◆ **EXERCISE OBJECTIVE**:
Work through the material below and count the lines holding the word "text"; give that count and nothing more.

◆ **RECORD SET**:
◇ ◇ ◇ ◇ ◇ ◇ ◇

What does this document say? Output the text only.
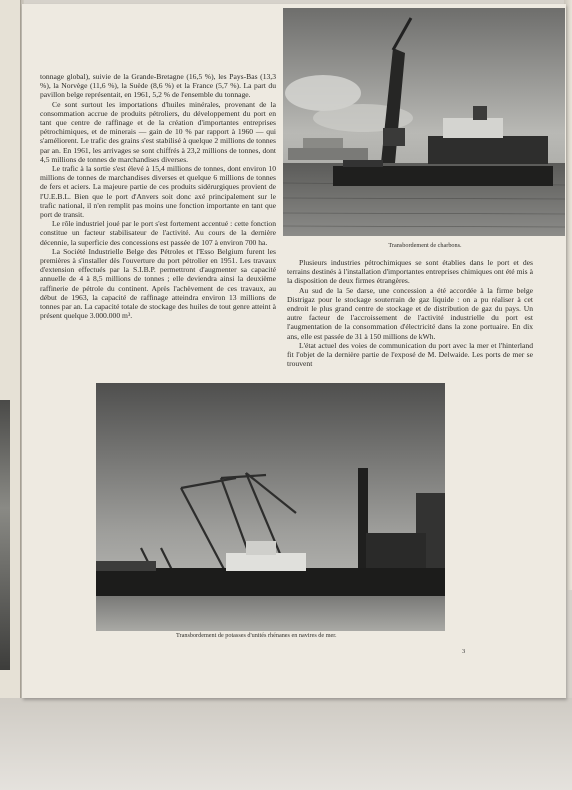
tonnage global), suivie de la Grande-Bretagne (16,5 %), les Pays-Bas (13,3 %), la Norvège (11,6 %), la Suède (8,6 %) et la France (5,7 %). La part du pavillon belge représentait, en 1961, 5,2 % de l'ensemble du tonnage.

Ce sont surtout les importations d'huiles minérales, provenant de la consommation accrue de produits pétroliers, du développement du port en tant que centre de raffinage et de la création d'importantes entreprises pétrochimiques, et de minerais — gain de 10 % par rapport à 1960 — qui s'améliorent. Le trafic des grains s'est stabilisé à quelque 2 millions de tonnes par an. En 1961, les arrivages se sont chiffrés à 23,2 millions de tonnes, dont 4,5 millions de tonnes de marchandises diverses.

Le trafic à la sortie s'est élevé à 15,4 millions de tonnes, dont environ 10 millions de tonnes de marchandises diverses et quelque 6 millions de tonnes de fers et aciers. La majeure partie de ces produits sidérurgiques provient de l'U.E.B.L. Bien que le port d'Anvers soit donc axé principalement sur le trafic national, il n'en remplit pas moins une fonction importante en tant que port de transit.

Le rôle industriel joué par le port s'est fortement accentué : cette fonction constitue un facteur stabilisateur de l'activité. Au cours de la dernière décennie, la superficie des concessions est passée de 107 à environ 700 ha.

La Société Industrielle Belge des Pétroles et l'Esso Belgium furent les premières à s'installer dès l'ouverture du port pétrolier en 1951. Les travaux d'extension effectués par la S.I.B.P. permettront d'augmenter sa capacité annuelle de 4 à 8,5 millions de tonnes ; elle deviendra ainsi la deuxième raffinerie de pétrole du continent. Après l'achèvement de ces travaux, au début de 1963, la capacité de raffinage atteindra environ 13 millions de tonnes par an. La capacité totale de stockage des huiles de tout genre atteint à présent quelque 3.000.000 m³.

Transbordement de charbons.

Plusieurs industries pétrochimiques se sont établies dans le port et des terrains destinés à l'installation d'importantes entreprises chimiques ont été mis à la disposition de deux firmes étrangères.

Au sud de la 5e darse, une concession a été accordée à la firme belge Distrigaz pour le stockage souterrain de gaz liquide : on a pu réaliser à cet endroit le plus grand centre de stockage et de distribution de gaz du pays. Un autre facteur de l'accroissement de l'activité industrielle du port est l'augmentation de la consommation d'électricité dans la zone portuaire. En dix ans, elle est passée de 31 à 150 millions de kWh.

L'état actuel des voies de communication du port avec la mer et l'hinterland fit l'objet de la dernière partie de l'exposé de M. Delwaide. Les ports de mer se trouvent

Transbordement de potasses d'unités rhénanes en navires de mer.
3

◇ ◇ ◇ ◇ ◇ ◇ ◇

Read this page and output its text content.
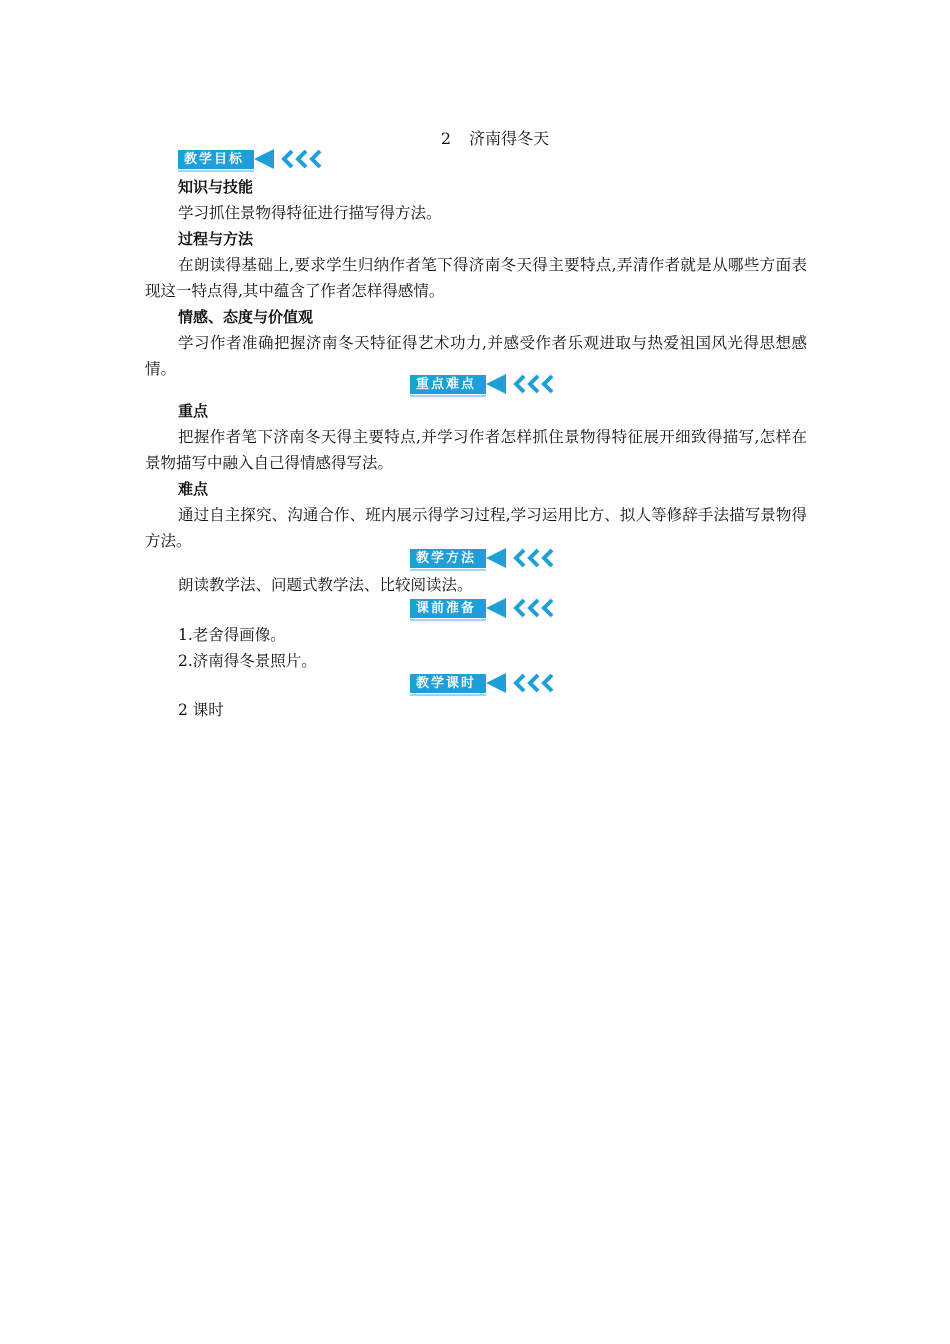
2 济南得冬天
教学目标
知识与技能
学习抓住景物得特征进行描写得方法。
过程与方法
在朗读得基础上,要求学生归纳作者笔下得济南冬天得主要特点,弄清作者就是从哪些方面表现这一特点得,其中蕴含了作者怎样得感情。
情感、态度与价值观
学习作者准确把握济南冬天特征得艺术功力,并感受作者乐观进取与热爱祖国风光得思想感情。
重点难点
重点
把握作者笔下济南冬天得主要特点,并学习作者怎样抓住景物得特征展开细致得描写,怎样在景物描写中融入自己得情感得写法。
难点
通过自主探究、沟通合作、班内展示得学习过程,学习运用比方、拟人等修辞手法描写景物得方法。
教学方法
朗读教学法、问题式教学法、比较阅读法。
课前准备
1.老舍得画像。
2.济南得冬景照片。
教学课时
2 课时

◇ ◇ ◇ ◇ ◇ ◇ ◇

◆ **REPLY**:
2